Passage given:

+++

Makozy v. Crawford, Case No. 13-61533-CIV-ROSENBAUM

Decision Date22 November 2013
Docket NumberCase No. 13-61533-CIV-ROSENBAUM
PartiesGREGORY MAKOZY, Appellant, v. ROSEMARY CRAWFORD, Appellee. In re: GREGORY MAKOZY, Debtor.
CourtU.S. District Court — Southern District of Florida
OPINION AND ORDER

This matter is before the Court upon the Brief of Appellant Gregory Makozy [ECF No. 8] on his appeal of the Bankruptcy Court's Order Denying Debtor's Motion to Continue Automatic Stay and Transferring Case to Western District of Pennsylvania. The Court has considered the brief, all supporting and opposing filings, and the record in this case. For the reasons set forth below, the Court affirms the Bankruptcy Court's Order.

BACKGROUND

On April 5, 2010, A-1 Mortgage Corporation filed a Chapter 7 bankruptcy petition with the United States Bankruptcy Court for the Western District of Pennsylvania. In re A-1 Mortgage Corporation, No. 10-22459, ECF No. 1 (Bankr. W.D. Pa. Apr. 5, 2010). Maria Makozy, wife ofappellant Gregory Makozy ("Makozy"),1 was the sole shareholder and president of A-1 Mortgage Corporation. Id. at 3; ECF No. 10 at 2. Two weeks after the filing of A-1 Mortgage Corporation's bankruptcy petition, Maria Makozy herself filed a Chapter 7 bankruptcy petition in her individual capacity. In re Maria Makozy, No. 10-22879, ECF No. 1 (Bankr. W.D. Pa. Apr. 21, 2010). Appellee Rosemary Crawford was appointed to serve as the Chapter 7 Trustee of both of these petitions. See id., ECF No. 4. In 2008, prior to the filing of the bankruptcy petitions, judgment had been entered against Maria Makozy and A-1 Mortgage Corporation and in favor of a prior A-1 Mortgage Corporation employee in a civil suit brought in the Court of Common Pleas of Butler County, Pennsylvania. See ECF No. 10 at 1.

During the course of these Chapter 7 proceedings, Crawford initiated an adversary proceeding against Appellant Gregory Makozy, alleging that shortly before and after entry of the Pennsylvania state-court judgment, Makozy orchestrated a series of fraudulent transfers to divert funds away from A-1 Mortgage Corporation and another corporation owned by Maria Makozy. Crawford v. Makozy, No. 11-02128, ECF No. 1 (Bankr. W.D. Pa. Feb. 28, 2011). Crawford alleged that Makozy diverted these funds to two new Pennsylvania corporations formed by Makozy in 2008 and that he also deeded real property in Pennsylvania and Florida away from a corporation jointly owned by the Makozys to Makozy, individually. Id. at 4-6, ¶ 15.

+++

Data lines:

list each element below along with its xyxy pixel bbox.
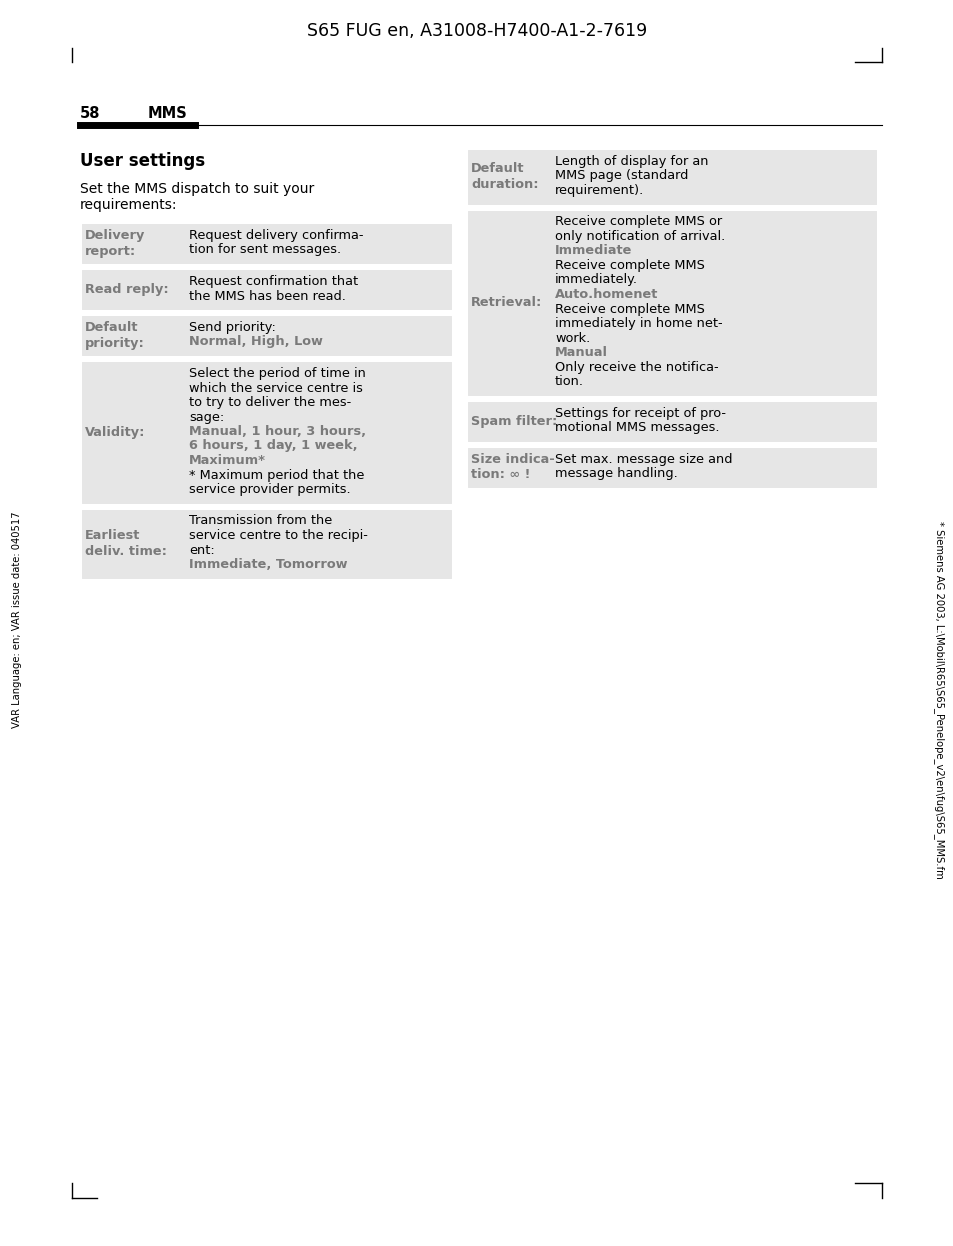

+++

Required task:
Decide whether each statement agrees with the court opinion, answering yes or no and quoting the words of the opinion that settle it.
1. A-1 Mortgage Corporation filed its Chapter 7 petition before Maria Makozy filed hers.
2. Rosemary Crawford was appointed trustee for Maria Makozy's petition only.
3. The District Court reversed the Bankruptcy Court's Order.
Work only from the court opinion, not from the lines.

Task output:
1. Yes: "Two weeks after the filing of A-1 Mortgage Corporation's bankruptcy petition, Maria Makozy herself filed a Chapter 7 bankruptcy petition in her individual capacity."
2. No: "Appellee Rosemary Crawford was appointed to serve as the Chapter 7 Trustee of both of these petitions."
3. No: "the Court affirms the Bankruptcy Court's Order."